» **Stated problem**
Return the lines below that carry the word "teoretycznego".

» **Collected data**
** start **

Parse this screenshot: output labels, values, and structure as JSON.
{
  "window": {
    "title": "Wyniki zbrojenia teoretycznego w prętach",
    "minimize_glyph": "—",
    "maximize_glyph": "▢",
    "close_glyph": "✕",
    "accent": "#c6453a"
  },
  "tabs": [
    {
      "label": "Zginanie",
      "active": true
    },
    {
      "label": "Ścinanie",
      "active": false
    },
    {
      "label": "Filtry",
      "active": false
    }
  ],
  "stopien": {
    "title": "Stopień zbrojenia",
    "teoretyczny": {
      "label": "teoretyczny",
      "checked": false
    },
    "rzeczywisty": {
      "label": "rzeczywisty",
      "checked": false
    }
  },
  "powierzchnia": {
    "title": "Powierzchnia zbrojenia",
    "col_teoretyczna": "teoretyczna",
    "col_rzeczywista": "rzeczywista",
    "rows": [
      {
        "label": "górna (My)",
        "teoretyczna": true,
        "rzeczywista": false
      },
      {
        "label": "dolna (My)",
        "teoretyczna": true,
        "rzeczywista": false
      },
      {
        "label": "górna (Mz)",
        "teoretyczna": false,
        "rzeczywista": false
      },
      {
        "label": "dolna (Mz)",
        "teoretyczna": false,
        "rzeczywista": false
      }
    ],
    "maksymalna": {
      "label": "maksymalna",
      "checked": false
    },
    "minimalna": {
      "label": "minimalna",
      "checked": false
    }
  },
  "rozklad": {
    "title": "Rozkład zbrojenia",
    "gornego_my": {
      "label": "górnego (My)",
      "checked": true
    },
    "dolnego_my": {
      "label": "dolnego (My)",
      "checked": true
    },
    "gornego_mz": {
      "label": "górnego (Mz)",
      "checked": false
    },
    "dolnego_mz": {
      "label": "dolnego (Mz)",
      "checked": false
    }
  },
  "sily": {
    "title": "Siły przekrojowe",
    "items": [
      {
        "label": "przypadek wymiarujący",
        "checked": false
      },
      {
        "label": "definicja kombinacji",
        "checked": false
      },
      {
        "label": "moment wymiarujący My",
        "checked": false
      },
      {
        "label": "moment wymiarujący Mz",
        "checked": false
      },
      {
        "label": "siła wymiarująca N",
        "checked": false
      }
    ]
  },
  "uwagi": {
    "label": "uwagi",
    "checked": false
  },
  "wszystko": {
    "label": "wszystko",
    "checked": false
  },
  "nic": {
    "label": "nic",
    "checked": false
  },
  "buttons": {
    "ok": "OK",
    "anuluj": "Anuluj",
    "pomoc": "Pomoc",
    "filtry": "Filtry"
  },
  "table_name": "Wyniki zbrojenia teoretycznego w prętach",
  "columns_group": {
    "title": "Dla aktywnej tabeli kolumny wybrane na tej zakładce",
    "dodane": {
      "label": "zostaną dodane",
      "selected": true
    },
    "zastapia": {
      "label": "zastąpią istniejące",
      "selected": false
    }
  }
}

** end **

» **Final result**
    "title": "Wyniki zbrojenia teoretycznego w prętach",
  "table_name": "Wyniki zbrojenia teoretycznego w prętach",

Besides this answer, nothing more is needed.